(Extracted data entries)
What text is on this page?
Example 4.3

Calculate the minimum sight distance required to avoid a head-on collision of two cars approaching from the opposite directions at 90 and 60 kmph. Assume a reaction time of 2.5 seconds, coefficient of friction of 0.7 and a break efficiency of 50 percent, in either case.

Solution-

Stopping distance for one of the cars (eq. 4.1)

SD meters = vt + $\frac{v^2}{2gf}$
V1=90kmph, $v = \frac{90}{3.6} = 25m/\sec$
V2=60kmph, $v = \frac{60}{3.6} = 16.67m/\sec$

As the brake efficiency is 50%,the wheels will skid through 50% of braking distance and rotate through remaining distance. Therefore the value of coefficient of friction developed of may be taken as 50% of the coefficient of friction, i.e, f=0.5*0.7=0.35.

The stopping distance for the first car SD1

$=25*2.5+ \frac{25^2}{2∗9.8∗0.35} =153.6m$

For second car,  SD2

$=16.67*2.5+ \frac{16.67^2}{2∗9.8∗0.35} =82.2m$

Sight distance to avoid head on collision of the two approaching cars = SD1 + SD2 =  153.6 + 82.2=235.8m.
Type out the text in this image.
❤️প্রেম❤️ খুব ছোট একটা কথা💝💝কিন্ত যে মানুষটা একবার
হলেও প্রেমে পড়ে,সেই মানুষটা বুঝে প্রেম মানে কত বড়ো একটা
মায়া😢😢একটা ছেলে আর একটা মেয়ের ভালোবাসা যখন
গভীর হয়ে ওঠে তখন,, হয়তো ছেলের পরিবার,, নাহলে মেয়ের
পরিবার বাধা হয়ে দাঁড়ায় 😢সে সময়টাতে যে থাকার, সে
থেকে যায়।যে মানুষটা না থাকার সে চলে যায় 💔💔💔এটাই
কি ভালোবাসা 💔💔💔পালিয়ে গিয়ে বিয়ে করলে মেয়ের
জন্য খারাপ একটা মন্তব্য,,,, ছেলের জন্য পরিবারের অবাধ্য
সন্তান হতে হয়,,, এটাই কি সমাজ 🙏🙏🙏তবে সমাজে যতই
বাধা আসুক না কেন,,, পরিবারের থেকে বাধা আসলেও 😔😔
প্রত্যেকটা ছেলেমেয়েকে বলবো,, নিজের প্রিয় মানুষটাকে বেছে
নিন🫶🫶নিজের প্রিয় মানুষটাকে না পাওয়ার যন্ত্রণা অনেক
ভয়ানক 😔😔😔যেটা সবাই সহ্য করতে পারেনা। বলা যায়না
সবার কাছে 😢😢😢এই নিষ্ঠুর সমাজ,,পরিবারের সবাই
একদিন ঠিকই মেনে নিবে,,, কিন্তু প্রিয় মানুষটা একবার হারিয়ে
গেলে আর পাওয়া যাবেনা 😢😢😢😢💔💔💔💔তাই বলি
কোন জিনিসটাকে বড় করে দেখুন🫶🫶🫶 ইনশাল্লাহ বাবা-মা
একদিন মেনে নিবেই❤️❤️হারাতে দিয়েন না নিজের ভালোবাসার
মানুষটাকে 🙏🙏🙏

* _Exercise instructions_
The whole listing above needs to be written out again exactly.

* _Correct answer_
What text is on this page?
Example 4.3

Calculate the minimum sight distance required to avoid a head-on collision of two cars approaching from the opposite directions at 90 and 60 kmph. Assume a reaction time of 2.5 seconds, coefficient of friction of 0.7 and a break efficiency of 50 percent, in either case.

Solution-

Stopping distance for one of the cars (eq. 4.1)

SD meters = vt + $\frac{v^2}{2gf}$
V1=90kmph, $v = \frac{90}{3.6} = 25m/\sec$
V2=60kmph, $v = \frac{60}{3.6} = 16.67m/\sec$

As the brake efficiency is 50%,the wheels will skid through 50% of braking distance and rotate through remaining distance. Therefore the value of coefficient of friction developed of may be taken as 50% of the coefficient of friction, i.e, f=0.5*0.7=0.35.

The stopping distance for the first car SD1

$=25*2.5+ \frac{25^2}{2∗9.8∗0.35} =153.6m$

For second car,  SD2

$=16.67*2.5+ \frac{16.67^2}{2∗9.8∗0.35} =82.2m$

Sight distance to avoid head on collision of the two approaching cars = SD1 + SD2 =  153.6 + 82.2=235.8m.
Type out the text in this image.
❤️প্রেম❤️ খুব ছোট একটা কথা💝💝কিন্ত যে মানুষটা একবার
হলেও প্রেমে পড়ে,সেই মানুষটা বুঝে প্রেম মানে কত বড়ো একটা
মায়া😢😢একটা ছেলে আর একটা মেয়ের ভালোবাসা যখন
গভীর হয়ে ওঠে তখন,, হয়তো ছেলের পরিবার,, নাহলে মেয়ের
পরিবার বাধা হয়ে দাঁড়ায় 😢সে সময়টাতে যে থাকার, সে
থেকে যায়।যে মানুষটা না থাকার সে চলে যায় 💔💔💔এটাই
কি ভালোবাসা 💔💔💔পালিয়ে গিয়ে বিয়ে করলে মেয়ের
জন্য খারাপ একটা মন্তব্য,,,, ছেলের জন্য পরিবারের অবাধ্য
সন্তান হতে হয়,,, এটাই কি সমাজ 🙏🙏🙏তবে সমাজে যতই
বাধা আসুক না কেন,,, পরিবারের থেকে বাধা আসলেও 😔😔
প্রত্যেকটা ছেলেমেয়েকে বলবো,, নিজের প্রিয় মানুষটাকে বেছে
নিন🫶🫶নিজের প্রিয় মানুষটাকে না পাওয়ার যন্ত্রণা অনেক
ভয়ানক 😔😔😔যেটা সবাই সহ্য করতে পারেনা। বলা যায়না
সবার কাছে 😢😢😢এই নিষ্ঠুর সমাজ,,পরিবারের সবাই
একদিন ঠিকই মেনে নিবে,,, কিন্তু প্রিয় মানুষটা একবার হারিয়ে
গেলে আর পাওয়া যাবেনা 😢😢😢😢💔💔💔💔তাই বলি
কোন জিনিসটাকে বড় করে দেখুন🫶🫶🫶 ইনশাল্লাহ বাবা-মা
একদিন মেনে নিবেই❤️❤️হারাতে দিয়েন না নিজের ভালোবাসার
মানুষটাকে 🙏🙏🙏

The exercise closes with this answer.